Input data:
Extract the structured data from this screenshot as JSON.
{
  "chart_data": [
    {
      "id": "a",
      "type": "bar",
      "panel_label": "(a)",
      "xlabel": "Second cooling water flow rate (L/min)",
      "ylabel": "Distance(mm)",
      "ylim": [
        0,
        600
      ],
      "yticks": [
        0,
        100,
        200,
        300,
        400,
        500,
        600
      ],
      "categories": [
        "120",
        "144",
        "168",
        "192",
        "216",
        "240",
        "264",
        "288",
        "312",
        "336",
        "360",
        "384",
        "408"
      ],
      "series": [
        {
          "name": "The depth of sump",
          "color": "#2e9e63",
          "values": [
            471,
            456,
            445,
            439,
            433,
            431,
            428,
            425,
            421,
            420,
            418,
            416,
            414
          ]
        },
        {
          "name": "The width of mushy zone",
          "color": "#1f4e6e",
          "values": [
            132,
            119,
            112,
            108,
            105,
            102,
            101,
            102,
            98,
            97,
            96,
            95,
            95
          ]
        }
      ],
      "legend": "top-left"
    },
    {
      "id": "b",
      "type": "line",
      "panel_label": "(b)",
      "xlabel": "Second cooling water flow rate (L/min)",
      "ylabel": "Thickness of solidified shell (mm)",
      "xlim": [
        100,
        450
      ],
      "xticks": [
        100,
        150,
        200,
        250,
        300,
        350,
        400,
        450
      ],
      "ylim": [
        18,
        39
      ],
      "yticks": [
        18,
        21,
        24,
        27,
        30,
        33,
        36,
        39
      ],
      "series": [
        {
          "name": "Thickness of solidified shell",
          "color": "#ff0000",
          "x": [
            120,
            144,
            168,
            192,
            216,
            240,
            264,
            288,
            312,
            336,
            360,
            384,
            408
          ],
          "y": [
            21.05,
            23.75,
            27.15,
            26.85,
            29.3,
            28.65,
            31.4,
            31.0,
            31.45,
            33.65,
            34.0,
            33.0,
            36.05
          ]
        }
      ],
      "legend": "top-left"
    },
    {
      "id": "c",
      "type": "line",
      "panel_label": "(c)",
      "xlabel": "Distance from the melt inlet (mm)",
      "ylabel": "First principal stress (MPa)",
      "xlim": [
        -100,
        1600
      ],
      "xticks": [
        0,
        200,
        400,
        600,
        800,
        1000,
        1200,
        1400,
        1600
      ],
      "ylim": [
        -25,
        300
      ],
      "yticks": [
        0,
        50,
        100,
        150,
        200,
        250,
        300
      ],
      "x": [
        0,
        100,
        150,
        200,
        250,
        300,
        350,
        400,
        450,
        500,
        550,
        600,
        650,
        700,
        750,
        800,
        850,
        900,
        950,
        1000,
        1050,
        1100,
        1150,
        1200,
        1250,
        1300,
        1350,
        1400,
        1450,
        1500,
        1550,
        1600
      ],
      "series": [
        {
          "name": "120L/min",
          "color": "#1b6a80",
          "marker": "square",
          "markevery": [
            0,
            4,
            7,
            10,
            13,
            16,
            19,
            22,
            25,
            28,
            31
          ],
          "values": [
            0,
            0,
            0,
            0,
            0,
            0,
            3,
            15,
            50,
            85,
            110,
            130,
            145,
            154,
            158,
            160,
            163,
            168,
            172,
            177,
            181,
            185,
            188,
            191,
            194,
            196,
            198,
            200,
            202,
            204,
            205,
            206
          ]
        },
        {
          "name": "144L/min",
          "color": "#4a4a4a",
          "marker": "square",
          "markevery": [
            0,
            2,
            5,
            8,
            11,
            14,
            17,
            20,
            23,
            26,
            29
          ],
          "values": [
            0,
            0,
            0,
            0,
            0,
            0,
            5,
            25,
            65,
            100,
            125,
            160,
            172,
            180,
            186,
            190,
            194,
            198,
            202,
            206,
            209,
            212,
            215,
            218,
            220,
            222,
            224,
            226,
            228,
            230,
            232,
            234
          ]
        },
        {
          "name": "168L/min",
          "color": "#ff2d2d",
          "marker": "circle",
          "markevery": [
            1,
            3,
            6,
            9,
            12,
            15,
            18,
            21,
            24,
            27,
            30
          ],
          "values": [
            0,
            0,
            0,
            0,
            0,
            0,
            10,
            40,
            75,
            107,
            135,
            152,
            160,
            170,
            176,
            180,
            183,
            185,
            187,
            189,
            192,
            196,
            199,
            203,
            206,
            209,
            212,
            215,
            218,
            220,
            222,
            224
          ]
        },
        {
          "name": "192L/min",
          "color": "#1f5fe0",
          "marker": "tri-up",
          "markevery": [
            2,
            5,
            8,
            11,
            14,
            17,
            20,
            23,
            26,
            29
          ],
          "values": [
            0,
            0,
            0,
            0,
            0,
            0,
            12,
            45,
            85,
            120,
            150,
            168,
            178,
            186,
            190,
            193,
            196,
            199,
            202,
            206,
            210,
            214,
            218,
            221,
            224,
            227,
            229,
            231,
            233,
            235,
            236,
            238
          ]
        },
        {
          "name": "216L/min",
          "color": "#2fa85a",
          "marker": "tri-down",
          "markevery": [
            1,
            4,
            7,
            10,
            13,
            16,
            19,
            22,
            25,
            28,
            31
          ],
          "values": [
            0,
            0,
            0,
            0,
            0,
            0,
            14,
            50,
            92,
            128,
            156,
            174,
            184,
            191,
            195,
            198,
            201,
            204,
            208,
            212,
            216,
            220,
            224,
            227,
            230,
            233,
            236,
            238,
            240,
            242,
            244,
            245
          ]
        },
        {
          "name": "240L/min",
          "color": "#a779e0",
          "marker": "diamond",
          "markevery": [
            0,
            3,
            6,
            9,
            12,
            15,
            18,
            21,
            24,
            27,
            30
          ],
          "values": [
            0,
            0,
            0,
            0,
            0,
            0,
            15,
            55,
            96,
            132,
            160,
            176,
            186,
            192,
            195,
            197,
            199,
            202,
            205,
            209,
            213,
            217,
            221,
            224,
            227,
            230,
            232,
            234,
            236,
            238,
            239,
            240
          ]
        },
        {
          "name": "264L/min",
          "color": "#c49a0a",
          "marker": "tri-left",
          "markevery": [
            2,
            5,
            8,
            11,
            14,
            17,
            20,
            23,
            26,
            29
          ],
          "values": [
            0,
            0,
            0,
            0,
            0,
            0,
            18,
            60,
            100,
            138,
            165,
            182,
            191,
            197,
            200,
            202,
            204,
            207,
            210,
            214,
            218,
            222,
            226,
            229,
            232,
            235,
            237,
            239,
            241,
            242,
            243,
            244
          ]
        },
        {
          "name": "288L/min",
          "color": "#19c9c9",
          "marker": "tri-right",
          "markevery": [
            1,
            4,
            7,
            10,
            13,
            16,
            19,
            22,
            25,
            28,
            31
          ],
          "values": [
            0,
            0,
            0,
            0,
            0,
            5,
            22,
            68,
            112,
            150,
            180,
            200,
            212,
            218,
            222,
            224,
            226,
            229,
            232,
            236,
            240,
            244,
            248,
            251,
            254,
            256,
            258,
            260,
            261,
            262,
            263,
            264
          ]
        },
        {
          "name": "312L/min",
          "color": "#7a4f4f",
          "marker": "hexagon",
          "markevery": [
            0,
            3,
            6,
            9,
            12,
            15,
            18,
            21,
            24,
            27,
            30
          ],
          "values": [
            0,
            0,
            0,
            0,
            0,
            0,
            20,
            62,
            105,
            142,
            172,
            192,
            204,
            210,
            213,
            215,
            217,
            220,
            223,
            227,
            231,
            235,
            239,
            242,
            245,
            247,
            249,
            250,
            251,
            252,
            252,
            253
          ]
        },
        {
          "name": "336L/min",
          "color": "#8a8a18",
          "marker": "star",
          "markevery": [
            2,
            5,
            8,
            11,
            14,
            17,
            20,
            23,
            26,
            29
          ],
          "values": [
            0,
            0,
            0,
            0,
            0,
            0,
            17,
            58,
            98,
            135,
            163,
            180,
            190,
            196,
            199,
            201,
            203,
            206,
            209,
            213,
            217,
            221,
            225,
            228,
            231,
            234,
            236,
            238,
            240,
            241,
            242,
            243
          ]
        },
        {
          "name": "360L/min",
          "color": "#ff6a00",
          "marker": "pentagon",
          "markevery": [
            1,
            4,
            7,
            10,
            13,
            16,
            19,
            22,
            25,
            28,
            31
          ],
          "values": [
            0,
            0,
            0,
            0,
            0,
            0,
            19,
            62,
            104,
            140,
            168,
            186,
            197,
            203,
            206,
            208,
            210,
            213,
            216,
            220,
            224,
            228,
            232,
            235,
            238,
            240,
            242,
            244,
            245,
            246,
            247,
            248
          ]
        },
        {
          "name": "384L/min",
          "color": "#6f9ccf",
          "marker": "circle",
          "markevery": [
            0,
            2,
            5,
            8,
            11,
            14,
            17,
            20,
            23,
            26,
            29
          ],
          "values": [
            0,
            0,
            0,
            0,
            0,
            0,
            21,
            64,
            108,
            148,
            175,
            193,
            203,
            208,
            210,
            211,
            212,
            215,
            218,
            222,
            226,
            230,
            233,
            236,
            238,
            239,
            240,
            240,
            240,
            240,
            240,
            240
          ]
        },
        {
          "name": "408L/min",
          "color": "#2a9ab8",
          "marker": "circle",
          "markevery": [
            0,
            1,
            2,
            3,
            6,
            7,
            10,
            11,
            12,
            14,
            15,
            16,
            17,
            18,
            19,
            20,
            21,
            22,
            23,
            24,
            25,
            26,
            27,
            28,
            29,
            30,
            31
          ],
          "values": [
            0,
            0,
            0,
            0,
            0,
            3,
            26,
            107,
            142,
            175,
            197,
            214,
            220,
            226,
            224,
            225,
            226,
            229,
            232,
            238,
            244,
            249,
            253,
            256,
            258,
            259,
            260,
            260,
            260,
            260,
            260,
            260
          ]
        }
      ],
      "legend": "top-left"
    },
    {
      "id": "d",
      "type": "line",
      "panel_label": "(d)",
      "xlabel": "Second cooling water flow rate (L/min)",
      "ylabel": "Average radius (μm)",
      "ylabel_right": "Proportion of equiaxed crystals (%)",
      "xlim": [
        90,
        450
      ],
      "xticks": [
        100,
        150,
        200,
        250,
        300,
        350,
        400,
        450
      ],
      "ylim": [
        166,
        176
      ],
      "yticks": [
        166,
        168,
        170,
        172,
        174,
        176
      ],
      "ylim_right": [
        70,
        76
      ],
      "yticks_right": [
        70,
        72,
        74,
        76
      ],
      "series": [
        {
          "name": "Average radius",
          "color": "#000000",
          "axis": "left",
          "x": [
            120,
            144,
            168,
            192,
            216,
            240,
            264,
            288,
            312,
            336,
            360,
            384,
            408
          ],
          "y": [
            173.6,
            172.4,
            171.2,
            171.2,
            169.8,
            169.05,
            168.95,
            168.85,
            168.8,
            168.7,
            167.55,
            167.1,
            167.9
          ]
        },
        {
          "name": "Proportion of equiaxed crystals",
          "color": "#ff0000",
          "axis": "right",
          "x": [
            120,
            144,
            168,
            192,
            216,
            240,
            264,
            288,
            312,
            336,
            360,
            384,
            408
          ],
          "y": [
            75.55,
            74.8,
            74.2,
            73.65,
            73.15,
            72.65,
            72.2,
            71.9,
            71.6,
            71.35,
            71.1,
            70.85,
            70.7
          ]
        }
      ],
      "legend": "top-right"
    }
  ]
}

Task goal: Return all lines containing "Thickness".

Problem solution:
      "ylabel": "Thickness of solidified shell (mm)",
          "name": "Thickness of solidified shell",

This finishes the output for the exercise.